Directive 1:
Change the entries from the first one down to the line containing "technologies-title: Технологии (258, 819, 524, 875)" by replacing "bounding boxes" with "coordinates", leaving everything else as it is. Return only those lines.

Text block:
+ + + + +

Extending sbufs with a drain

mdf at FreeBSD.org mdf at FreeBSD.org
Wed Sep 8 17:51:47 UTC 2010


Adding info to the quasi-digression:

> I don't think an OTP is possible without compiler and language
> support, and since the ISO-C people seems to have evaded this desire
> to the full extent of their ability, it is probably never going
> to happen in the C language.
>
> For one thing a OTP would allow you to define type specific formatters,
> sort of the way the chapter 1. example in any C++ book teaches with
> the << operator.  But this would require passing not only the varargs
> but also their types to the formatting function.

One other thing we have at Isilon that I would like to find some way
to add to FreeBSD is the generic printf specifier.

We added support in gcc for a %{} printf specifier which takes a
struct fmt_conv_ctx:

/** One of these gets passed to fmt_print for each %{}. */
struct fmt_conv_ctx {
        fmt_conv_func           func;
        union fmt_conv_arg      arg;
};

where the fmt_conv_func is:

/** Specifies the type of format conversion function. */
typedef void (*fmt_conv_func)(struct fmt *, const struct fmt_conv_args *,
    union fmt_conv_arg);

and the fmt_conv_arg is a union of 2 uint64s, 2 pointers, 2 ints, a
pointer and size_t, etc., etc.  I.e. a generic blob that can hold a
little data, or a pointer to a big thing.  The fmt_conv_args has the
bits indicating all the format modifiers like precision, left
justification, etc., and also any string that appeared between { and
}.

+ + + + +

Directive 2:
In the mailing-list post, rewrite the paragraph beginning "and the fmt_conv_arg is a union" more briefly while keeping its main facts.

Box annotation data:

+ + + + +

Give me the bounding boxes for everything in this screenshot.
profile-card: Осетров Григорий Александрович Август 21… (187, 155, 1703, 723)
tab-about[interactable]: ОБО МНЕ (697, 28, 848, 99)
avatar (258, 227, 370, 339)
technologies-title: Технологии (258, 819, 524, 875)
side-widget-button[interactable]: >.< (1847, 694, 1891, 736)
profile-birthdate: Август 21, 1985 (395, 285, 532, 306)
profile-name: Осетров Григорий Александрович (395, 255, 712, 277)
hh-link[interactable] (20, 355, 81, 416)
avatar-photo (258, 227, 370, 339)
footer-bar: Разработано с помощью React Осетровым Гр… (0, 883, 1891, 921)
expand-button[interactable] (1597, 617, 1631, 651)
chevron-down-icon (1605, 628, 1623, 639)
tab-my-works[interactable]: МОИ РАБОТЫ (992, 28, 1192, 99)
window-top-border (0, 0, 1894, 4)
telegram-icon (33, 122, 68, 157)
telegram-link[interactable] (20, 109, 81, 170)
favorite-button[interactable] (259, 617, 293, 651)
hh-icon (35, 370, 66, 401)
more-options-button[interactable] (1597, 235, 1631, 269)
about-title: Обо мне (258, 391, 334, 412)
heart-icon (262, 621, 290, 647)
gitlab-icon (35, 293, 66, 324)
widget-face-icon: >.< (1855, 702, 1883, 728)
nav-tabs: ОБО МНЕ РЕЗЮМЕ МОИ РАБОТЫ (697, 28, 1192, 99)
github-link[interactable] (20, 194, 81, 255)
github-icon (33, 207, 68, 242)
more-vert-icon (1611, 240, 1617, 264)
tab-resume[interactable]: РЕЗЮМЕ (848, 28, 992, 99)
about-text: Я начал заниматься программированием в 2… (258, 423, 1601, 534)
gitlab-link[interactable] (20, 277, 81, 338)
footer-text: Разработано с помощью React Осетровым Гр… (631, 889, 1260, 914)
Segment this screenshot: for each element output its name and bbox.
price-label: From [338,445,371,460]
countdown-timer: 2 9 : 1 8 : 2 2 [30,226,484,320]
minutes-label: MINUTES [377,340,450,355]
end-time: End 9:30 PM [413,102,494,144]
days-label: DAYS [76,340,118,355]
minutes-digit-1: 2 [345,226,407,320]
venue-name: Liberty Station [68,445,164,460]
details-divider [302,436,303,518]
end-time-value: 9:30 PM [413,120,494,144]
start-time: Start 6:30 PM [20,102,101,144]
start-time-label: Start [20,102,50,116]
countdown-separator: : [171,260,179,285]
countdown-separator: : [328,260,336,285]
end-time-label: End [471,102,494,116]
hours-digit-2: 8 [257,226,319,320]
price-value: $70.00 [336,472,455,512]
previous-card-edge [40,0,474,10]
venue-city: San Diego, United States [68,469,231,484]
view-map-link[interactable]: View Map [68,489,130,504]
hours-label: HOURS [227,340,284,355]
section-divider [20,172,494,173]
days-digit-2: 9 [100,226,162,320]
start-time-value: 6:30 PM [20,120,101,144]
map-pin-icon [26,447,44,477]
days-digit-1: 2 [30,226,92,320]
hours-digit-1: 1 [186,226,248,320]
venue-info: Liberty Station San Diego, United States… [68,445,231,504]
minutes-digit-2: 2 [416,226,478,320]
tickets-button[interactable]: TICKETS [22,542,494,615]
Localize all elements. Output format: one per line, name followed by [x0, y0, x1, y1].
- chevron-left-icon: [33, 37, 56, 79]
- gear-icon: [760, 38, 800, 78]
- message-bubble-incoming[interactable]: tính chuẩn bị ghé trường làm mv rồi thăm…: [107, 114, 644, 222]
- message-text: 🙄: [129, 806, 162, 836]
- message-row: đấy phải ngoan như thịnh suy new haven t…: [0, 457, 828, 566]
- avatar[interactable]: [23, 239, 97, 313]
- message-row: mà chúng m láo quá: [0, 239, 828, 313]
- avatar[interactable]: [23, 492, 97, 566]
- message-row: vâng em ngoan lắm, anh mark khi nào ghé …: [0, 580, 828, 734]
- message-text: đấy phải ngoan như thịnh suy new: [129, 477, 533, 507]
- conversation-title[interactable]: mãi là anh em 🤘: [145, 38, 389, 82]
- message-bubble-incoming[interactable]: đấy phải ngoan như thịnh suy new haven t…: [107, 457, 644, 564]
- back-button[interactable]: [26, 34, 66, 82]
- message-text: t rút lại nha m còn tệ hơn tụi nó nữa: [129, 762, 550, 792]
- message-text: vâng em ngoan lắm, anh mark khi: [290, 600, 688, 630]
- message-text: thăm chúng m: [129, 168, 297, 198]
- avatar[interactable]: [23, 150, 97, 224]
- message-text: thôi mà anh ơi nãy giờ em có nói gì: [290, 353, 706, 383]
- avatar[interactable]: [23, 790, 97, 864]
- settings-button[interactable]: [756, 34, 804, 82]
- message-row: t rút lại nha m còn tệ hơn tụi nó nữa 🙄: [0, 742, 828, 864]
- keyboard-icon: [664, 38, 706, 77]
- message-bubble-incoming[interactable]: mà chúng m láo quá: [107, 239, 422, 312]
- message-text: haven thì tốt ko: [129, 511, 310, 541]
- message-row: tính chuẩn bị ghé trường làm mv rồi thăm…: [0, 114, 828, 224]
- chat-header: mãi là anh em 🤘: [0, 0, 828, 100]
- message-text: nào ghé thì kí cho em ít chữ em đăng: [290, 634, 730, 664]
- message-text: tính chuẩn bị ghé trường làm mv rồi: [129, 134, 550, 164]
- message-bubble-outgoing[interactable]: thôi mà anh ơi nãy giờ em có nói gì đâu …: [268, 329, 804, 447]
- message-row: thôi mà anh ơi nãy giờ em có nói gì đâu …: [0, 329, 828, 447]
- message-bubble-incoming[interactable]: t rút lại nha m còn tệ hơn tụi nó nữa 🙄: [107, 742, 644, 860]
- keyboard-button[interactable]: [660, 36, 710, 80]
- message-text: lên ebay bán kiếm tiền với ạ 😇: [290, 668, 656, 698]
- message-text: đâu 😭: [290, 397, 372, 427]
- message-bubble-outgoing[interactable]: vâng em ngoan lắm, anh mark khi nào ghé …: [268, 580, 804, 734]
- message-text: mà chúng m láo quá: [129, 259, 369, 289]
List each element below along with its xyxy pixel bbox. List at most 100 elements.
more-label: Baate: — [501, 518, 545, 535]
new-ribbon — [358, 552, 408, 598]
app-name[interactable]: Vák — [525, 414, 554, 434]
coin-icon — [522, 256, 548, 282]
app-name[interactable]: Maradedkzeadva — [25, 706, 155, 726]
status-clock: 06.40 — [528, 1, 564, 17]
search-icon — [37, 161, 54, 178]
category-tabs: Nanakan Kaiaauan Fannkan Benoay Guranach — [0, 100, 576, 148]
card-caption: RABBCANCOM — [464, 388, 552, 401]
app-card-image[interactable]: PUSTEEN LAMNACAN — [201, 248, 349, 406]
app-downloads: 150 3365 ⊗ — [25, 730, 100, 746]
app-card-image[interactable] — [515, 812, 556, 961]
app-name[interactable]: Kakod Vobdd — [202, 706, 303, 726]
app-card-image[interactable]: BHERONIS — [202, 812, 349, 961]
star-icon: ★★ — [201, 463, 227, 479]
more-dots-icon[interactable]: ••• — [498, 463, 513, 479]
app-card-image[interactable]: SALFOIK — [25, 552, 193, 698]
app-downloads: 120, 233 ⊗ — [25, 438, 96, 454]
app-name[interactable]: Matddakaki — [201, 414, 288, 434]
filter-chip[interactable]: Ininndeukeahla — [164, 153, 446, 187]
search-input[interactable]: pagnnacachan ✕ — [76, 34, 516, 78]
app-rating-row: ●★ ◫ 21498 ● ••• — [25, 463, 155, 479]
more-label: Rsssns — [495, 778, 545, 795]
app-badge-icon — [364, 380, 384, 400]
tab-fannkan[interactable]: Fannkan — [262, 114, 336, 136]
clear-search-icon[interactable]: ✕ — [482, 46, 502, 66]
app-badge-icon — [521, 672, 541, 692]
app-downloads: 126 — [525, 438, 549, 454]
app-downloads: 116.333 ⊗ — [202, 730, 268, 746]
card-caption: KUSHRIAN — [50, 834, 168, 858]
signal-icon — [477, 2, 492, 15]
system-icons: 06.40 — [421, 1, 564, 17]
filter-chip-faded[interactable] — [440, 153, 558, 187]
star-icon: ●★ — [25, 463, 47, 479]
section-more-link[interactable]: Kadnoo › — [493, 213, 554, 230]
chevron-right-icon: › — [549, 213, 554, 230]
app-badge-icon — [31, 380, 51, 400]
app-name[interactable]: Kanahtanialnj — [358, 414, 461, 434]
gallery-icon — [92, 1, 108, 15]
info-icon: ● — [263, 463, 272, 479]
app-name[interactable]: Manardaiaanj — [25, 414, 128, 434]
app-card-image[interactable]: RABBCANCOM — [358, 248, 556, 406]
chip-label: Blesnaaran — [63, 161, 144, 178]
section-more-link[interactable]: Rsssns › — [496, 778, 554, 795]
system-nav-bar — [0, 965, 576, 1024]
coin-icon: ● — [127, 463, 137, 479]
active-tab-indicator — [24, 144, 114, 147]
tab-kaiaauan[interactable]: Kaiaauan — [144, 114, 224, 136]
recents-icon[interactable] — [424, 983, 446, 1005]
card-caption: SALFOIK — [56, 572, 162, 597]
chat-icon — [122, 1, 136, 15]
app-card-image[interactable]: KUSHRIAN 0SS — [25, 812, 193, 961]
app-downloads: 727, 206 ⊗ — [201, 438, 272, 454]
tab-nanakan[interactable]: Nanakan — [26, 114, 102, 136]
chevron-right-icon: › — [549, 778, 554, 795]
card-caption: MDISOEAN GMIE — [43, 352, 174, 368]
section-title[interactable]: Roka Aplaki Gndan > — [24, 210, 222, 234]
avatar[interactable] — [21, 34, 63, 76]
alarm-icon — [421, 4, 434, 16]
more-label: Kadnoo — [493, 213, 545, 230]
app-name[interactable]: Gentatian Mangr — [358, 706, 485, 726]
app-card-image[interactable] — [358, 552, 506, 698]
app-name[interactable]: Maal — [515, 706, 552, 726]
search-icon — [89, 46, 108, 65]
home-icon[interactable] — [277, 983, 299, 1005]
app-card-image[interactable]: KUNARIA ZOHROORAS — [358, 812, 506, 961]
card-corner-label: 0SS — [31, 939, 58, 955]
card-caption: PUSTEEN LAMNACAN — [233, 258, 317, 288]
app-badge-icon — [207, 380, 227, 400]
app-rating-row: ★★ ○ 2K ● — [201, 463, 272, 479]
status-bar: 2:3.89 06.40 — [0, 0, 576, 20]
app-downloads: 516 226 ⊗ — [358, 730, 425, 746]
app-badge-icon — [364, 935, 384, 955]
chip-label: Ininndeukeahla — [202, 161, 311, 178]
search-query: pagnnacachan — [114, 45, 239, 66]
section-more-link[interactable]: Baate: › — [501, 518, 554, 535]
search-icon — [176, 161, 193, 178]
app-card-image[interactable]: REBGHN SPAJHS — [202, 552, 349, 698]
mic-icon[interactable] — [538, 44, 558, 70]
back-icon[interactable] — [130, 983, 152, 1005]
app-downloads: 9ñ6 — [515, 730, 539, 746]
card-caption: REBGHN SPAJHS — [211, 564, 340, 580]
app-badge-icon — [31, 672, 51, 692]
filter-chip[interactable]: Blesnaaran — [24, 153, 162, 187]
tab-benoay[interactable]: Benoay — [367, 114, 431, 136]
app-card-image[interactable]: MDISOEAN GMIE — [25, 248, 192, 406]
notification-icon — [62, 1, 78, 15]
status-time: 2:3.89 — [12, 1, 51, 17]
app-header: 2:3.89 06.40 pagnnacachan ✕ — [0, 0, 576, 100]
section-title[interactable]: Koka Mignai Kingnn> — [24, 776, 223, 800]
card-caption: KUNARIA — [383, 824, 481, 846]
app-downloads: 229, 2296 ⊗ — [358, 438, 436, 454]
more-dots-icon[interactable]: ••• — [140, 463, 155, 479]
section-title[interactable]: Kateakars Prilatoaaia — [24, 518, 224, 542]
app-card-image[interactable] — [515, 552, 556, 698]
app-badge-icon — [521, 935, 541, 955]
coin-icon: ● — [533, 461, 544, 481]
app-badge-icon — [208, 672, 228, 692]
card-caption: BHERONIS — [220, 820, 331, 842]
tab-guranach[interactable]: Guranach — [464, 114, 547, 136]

+ + + + +

Complete output 1:
Give me the coordinates for everything in this screenshot.
profile-card: Осетров Григорий Александрович Август 21… (187, 155, 1703, 723)
tab-about[interactable]: ОБО МНЕ (697, 28, 848, 99)
avatar (258, 227, 370, 339)
technologies-title: Технологии (258, 819, 524, 875)

Complete output 2:
The fmt_conv_arg is a union of items such as 2 uint64s, 2 pointers, 2 ints, or a pointer and size_t. It is a generic blob that holds a little data or a pointer to a big thing. The fmt_conv_args holds the bits for format modifiers like precision and left justification, plus any string that appeared between { and }.